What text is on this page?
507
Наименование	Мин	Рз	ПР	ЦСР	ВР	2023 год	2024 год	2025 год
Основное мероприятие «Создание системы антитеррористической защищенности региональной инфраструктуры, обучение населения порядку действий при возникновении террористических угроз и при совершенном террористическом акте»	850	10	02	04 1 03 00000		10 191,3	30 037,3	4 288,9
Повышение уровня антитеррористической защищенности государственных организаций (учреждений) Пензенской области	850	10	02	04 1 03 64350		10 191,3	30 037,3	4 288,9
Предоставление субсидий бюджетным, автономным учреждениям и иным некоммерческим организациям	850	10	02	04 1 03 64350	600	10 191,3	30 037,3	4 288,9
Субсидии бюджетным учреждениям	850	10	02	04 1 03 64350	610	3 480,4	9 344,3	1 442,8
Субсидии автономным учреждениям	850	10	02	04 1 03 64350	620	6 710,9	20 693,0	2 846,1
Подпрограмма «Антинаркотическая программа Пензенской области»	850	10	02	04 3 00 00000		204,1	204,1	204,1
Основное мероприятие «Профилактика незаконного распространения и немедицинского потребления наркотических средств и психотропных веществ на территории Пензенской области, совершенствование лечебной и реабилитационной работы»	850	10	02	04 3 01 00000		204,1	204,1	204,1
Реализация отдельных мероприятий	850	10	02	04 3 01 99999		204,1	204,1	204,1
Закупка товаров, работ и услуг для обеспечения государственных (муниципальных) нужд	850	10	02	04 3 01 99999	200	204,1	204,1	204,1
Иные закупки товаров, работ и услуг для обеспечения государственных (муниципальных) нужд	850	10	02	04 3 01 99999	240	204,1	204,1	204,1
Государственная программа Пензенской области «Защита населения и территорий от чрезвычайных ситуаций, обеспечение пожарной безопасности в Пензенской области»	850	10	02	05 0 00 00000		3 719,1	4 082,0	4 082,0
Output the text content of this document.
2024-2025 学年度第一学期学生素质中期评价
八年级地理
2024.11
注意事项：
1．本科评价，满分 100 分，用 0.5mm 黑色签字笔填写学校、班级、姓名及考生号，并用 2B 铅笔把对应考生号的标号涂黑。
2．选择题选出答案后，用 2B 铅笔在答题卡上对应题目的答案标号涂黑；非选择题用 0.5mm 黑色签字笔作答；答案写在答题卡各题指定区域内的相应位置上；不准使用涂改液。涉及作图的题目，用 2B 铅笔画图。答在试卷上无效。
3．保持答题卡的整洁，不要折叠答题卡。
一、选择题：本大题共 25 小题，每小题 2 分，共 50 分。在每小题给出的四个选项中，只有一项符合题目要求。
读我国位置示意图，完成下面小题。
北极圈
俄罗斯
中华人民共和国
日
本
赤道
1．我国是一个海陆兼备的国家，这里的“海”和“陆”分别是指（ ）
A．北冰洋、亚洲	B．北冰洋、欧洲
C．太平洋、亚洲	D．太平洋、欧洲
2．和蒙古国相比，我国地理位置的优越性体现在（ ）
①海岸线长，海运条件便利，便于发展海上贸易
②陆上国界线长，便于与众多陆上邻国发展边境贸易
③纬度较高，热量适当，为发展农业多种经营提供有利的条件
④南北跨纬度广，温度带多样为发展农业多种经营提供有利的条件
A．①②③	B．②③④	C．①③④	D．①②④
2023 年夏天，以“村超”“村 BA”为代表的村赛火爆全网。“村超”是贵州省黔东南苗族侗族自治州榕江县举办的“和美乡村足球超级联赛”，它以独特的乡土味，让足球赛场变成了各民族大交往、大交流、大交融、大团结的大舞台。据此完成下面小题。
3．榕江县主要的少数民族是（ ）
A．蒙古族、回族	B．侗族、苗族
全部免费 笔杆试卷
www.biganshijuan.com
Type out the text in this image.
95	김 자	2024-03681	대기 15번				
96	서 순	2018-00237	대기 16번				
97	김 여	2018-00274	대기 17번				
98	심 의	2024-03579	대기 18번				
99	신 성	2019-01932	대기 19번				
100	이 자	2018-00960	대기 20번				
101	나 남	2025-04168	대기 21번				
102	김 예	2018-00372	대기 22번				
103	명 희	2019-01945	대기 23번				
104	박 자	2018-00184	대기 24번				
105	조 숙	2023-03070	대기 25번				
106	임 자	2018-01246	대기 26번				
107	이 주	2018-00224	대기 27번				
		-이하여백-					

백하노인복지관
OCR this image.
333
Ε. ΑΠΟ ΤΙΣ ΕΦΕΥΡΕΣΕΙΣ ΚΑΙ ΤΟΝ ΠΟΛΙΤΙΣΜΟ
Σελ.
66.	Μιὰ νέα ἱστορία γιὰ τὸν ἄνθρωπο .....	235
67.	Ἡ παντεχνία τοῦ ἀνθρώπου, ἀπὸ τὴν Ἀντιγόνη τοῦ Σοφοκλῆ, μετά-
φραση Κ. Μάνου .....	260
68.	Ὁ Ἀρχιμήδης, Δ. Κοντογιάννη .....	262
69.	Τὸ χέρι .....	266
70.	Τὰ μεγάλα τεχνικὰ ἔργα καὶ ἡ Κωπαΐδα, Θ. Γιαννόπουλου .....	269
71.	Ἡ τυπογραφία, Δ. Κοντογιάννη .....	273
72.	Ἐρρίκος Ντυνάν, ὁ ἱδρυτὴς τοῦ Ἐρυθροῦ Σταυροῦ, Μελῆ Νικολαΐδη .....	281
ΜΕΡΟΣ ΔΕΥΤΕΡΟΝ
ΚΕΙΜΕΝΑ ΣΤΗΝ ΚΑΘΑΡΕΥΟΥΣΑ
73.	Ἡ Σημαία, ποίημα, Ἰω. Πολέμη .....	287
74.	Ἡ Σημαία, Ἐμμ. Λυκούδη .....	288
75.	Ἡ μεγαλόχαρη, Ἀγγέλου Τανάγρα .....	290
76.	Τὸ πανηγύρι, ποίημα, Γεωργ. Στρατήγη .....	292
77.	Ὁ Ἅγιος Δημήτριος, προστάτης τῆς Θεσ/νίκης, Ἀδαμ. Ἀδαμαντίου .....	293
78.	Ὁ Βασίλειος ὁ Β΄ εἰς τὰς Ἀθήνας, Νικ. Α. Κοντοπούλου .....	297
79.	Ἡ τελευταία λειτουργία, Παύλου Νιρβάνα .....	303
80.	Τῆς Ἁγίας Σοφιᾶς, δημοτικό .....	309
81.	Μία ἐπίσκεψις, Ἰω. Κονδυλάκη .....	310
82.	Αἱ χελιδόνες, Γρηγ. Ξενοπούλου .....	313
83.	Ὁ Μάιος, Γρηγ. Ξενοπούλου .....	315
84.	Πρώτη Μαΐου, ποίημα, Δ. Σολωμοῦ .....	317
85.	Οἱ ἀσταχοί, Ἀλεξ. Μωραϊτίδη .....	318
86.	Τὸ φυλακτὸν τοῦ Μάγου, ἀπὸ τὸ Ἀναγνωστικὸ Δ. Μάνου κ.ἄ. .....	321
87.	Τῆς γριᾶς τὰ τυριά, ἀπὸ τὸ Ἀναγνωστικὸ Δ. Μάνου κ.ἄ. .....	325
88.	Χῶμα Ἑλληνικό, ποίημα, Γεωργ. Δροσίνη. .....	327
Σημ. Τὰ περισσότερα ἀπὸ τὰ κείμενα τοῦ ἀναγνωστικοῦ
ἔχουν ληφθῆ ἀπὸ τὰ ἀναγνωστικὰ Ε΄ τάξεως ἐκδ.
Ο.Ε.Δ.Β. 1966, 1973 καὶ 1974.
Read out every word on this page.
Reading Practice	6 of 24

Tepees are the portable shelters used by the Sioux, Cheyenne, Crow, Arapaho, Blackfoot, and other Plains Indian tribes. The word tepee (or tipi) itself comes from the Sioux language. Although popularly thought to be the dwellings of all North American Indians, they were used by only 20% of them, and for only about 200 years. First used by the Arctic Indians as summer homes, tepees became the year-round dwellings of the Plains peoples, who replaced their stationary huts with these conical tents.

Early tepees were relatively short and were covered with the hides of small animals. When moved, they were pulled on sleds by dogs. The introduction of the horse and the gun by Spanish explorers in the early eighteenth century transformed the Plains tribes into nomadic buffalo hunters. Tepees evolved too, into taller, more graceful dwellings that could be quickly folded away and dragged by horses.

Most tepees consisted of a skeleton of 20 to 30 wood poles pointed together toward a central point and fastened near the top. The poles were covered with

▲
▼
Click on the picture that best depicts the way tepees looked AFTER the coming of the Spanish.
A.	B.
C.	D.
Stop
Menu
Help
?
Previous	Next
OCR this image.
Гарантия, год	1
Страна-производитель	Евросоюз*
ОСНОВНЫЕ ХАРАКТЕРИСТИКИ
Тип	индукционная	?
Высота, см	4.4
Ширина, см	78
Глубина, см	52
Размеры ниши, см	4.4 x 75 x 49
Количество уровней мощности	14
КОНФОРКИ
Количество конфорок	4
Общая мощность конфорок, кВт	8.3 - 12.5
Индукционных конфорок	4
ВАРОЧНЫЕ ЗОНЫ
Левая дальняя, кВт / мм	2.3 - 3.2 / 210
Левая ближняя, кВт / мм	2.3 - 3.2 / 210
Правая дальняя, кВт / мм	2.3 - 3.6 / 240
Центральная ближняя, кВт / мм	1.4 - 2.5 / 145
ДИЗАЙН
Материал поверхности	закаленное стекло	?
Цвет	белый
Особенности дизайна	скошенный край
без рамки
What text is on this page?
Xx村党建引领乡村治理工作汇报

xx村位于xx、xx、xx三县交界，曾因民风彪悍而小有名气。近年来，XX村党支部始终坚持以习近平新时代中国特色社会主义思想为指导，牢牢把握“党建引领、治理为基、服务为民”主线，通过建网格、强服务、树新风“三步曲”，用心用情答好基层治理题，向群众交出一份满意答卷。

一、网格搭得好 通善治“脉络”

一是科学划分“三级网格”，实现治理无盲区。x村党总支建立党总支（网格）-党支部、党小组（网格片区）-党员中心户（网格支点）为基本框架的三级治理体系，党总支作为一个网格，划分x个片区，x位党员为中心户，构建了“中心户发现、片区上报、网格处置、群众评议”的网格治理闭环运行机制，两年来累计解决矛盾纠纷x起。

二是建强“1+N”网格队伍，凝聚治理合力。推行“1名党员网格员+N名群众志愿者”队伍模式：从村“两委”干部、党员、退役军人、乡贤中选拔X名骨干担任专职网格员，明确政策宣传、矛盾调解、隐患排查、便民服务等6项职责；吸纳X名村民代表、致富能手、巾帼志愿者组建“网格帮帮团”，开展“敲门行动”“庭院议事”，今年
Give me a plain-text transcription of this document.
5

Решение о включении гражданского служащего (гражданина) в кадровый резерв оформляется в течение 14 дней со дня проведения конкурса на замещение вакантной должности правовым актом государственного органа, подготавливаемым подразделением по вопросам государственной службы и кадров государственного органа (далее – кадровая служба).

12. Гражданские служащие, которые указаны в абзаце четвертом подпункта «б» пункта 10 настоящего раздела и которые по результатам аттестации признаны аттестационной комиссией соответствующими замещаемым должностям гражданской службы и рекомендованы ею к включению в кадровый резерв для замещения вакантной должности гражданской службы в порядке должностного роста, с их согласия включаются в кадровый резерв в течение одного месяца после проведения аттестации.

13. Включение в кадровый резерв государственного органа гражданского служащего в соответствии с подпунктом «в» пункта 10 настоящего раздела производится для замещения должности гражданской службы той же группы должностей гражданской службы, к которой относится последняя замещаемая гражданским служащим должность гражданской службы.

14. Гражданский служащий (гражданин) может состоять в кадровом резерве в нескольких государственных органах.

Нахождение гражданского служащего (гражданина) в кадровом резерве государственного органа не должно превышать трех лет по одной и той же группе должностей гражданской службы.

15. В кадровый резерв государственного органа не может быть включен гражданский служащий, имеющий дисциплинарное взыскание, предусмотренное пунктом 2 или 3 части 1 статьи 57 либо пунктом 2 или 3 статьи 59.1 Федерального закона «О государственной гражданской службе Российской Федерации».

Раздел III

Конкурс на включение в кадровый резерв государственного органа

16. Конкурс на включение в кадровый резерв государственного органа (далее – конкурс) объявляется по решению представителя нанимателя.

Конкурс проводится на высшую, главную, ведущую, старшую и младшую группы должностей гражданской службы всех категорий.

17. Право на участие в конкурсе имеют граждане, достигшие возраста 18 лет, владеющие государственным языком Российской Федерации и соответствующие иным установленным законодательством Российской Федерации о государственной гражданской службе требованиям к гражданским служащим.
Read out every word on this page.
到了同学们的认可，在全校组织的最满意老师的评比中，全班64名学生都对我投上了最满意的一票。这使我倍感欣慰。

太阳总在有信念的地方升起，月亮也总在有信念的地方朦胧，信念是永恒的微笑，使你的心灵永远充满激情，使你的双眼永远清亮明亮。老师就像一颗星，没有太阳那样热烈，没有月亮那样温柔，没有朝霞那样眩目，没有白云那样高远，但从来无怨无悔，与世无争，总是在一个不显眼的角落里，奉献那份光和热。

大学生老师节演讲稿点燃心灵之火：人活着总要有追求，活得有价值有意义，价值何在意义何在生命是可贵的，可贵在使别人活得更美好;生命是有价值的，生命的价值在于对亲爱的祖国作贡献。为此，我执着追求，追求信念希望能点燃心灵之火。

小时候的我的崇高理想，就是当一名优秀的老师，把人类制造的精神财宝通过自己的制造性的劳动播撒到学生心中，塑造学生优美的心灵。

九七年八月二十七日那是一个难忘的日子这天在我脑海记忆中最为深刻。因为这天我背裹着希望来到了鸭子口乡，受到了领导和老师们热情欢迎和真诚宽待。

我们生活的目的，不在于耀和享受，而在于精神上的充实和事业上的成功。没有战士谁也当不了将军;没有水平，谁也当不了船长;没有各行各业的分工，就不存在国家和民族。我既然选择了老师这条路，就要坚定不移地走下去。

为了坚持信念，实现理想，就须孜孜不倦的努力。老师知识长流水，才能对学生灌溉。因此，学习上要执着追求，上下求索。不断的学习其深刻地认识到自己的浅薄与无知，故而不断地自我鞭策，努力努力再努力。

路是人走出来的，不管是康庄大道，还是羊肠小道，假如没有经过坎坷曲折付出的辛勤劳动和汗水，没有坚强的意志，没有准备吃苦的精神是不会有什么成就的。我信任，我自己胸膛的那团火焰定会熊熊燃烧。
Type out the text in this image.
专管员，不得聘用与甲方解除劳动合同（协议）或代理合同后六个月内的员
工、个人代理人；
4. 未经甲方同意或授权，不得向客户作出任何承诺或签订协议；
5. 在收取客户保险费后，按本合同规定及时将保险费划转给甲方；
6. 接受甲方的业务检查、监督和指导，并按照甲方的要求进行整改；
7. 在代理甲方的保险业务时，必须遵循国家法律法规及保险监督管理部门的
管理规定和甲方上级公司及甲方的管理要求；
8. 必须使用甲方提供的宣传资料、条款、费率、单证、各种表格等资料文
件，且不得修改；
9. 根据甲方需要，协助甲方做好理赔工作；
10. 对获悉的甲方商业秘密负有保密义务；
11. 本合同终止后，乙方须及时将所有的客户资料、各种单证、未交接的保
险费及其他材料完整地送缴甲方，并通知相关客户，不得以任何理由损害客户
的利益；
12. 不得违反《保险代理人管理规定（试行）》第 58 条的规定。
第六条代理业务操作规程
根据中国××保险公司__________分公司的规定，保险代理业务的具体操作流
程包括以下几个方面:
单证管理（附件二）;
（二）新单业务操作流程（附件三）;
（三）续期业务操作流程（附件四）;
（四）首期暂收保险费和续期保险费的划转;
:::
Stated exercise: Reproduce each line of the entries in which the word "раздела" is found.

Output below:
12. Гражданские служащие, которые указаны в абзаце четвертом подпункта «б» пункта 10 настоящего раздела и которые по результатам аттестации признаны аттестационной комиссией соответствующими замещаемым должностям гражданской службы и рекомендованы ею к включению в кадровый резерв для замещения вакантной должности гражданской службы в порядке должностного роста, с их согласия включаются в кадровый резерв в течение одного месяца после проведения аттестации.
13. Включение в кадровый резерв государственного органа гражданского служащего в соответствии с подпунктом «в» пункта 10 настоящего раздела производится для замещения должности гражданской службы той же группы должностей гражданской службы, к которой относится последняя замещаемая гражданским служащим должность гражданской службы.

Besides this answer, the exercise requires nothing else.